**RECORDS TO PROCESS**

* START *

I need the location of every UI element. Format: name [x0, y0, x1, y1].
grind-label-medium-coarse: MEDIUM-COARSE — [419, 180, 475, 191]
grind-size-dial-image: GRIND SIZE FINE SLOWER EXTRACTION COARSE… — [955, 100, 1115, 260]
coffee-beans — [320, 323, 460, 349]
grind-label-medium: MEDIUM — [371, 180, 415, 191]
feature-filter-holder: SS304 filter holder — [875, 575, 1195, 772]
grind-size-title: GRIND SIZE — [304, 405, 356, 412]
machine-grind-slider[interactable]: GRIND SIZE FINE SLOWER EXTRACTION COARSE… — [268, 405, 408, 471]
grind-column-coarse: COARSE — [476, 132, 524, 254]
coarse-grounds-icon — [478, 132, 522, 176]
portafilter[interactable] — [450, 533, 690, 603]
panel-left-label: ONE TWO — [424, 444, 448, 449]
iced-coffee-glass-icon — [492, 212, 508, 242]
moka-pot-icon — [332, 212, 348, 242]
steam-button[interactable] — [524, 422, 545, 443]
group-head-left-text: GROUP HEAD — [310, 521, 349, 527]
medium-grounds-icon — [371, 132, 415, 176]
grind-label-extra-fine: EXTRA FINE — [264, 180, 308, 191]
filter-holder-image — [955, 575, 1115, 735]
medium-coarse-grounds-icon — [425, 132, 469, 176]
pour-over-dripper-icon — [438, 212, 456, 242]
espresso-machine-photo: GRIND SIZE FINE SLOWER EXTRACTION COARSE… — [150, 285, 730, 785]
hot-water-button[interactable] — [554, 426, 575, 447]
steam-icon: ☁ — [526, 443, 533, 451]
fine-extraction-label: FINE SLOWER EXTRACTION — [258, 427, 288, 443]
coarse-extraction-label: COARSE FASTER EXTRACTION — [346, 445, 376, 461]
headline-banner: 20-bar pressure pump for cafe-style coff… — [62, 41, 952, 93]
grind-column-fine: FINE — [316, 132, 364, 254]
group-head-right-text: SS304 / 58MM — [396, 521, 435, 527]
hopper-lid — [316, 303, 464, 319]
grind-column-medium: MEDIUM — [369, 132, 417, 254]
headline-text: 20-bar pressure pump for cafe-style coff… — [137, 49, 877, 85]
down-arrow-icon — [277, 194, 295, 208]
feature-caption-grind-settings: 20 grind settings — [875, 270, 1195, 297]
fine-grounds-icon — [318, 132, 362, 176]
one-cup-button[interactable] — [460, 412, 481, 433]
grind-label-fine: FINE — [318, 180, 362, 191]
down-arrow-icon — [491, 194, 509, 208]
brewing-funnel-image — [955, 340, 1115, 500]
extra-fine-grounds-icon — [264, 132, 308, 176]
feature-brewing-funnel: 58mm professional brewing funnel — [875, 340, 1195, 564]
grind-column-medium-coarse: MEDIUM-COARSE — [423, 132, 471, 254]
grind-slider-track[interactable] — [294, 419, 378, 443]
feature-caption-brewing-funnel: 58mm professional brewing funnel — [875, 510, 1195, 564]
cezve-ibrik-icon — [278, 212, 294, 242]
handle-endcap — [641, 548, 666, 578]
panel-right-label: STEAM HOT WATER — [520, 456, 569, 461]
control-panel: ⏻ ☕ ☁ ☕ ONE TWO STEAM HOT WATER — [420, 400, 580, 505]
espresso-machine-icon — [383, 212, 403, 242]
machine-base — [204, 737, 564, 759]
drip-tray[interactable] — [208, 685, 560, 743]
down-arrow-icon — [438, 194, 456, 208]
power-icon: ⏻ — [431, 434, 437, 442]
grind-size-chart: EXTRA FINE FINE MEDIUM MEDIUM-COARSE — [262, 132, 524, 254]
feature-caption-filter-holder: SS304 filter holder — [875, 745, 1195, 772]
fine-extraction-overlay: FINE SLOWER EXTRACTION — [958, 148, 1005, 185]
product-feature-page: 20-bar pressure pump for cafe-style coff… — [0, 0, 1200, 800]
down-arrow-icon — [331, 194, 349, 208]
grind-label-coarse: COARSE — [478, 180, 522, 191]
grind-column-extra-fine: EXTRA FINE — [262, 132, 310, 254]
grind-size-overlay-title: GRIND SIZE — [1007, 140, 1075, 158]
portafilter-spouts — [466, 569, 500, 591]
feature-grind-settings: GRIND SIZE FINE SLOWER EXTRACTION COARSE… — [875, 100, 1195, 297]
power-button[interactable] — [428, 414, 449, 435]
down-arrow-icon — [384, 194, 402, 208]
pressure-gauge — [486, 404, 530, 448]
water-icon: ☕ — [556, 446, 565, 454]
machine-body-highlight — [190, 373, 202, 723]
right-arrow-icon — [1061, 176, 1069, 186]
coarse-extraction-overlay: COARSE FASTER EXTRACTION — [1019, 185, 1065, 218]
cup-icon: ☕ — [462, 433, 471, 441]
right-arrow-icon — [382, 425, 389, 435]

* END *

**WHAT IS ASKED**
Return every record above word for word, keeping their original order.

**ANSWER TO THE TASK**
I need the location of every UI element. Format: name [x0, y0, x1, y1].
grind-label-medium-coarse: MEDIUM-COARSE — [419, 180, 475, 191]
grind-size-dial-image: GRIND SIZE FINE SLOWER EXTRACTION COARSE… — [955, 100, 1115, 260]
coffee-beans — [320, 323, 460, 349]
grind-label-medium: MEDIUM — [371, 180, 415, 191]
feature-filter-holder: SS304 filter holder — [875, 575, 1195, 772]
grind-size-title: GRIND SIZE — [304, 405, 356, 412]
machine-grind-slider[interactable]: GRIND SIZE FINE SLOWER EXTRACTION COARSE… — [268, 405, 408, 471]
grind-column-coarse: COARSE — [476, 132, 524, 254]
coarse-grounds-icon — [478, 132, 522, 176]
portafilter[interactable] — [450, 533, 690, 603]
panel-left-label: ONE TWO — [424, 444, 448, 449]
iced-coffee-glass-icon — [492, 212, 508, 242]
moka-pot-icon — [332, 212, 348, 242]
steam-button[interactable] — [524, 422, 545, 443]
group-head-left-text: GROUP HEAD — [310, 521, 349, 527]
medium-grounds-icon — [371, 132, 415, 176]
grind-label-extra-fine: EXTRA FINE — [264, 180, 308, 191]
filter-holder-image — [955, 575, 1115, 735]
medium-coarse-grounds-icon — [425, 132, 469, 176]
pour-over-dripper-icon — [438, 212, 456, 242]
espresso-machine-photo: GRIND SIZE FINE SLOWER EXTRACTION COARSE… — [150, 285, 730, 785]
hot-water-button[interactable] — [554, 426, 575, 447]
steam-icon: ☁ — [526, 443, 533, 451]
fine-extraction-label: FINE SLOWER EXTRACTION — [258, 427, 288, 443]
coarse-extraction-label: COARSE FASTER EXTRACTION — [346, 445, 376, 461]
headline-banner: 20-bar pressure pump for cafe-style coff… — [62, 41, 952, 93]
grind-column-fine: FINE — [316, 132, 364, 254]
group-head-right-text: SS304 / 58MM — [396, 521, 435, 527]
hopper-lid — [316, 303, 464, 319]
grind-column-medium: MEDIUM — [369, 132, 417, 254]
headline-text: 20-bar pressure pump for cafe-style coff… — [137, 49, 877, 85]
down-arrow-icon — [277, 194, 295, 208]
feature-caption-grind-settings: 20 grind settings — [875, 270, 1195, 297]
fine-grounds-icon — [318, 132, 362, 176]
one-cup-button[interactable] — [460, 412, 481, 433]
grind-label-fine: FINE — [318, 180, 362, 191]
down-arrow-icon — [491, 194, 509, 208]
brewing-funnel-image — [955, 340, 1115, 500]
extra-fine-grounds-icon — [264, 132, 308, 176]
feature-brewing-funnel: 58mm professional brewing funnel — [875, 340, 1195, 564]
grind-column-medium-coarse: MEDIUM-COARSE — [423, 132, 471, 254]
grind-slider-track[interactable] — [294, 419, 378, 443]
feature-caption-brewing-funnel: 58mm professional brewing funnel — [875, 510, 1195, 564]
cezve-ibrik-icon — [278, 212, 294, 242]
handle-endcap — [641, 548, 666, 578]
panel-right-label: STEAM HOT WATER — [520, 456, 569, 461]
control-panel: ⏻ ☕ ☁ ☕ ONE TWO STEAM HOT WATER — [420, 400, 580, 505]
espresso-machine-icon — [383, 212, 403, 242]
machine-base — [204, 737, 564, 759]
drip-tray[interactable] — [208, 685, 560, 743]
down-arrow-icon — [438, 194, 456, 208]
power-icon: ⏻ — [431, 434, 437, 442]
grind-size-chart: EXTRA FINE FINE MEDIUM MEDIUM-COARSE — [262, 132, 524, 254]
feature-caption-filter-holder: SS304 filter holder — [875, 745, 1195, 772]
fine-extraction-overlay: FINE SLOWER EXTRACTION — [958, 148, 1005, 185]
product-feature-page: 20-bar pressure pump for cafe-style coff… — [0, 0, 1200, 800]
down-arrow-icon — [331, 194, 349, 208]
grind-label-coarse: COARSE — [478, 180, 522, 191]
grind-column-extra-fine: EXTRA FINE — [262, 132, 310, 254]
grind-size-overlay-title: GRIND SIZE — [1007, 140, 1075, 158]
portafilter-spouts — [466, 569, 500, 591]
feature-grind-settings: GRIND SIZE FINE SLOWER EXTRACTION COARSE… — [875, 100, 1195, 297]
power-button[interactable] — [428, 414, 449, 435]
down-arrow-icon — [384, 194, 402, 208]
pressure-gauge — [486, 404, 530, 448]
water-icon: ☕ — [556, 446, 565, 454]
machine-body-highlight — [190, 373, 202, 723]
right-arrow-icon — [1061, 176, 1069, 186]
coarse-extraction-overlay: COARSE FASTER EXTRACTION — [1019, 185, 1065, 218]
cup-icon: ☕ — [462, 433, 471, 441]
right-arrow-icon — [382, 425, 389, 435]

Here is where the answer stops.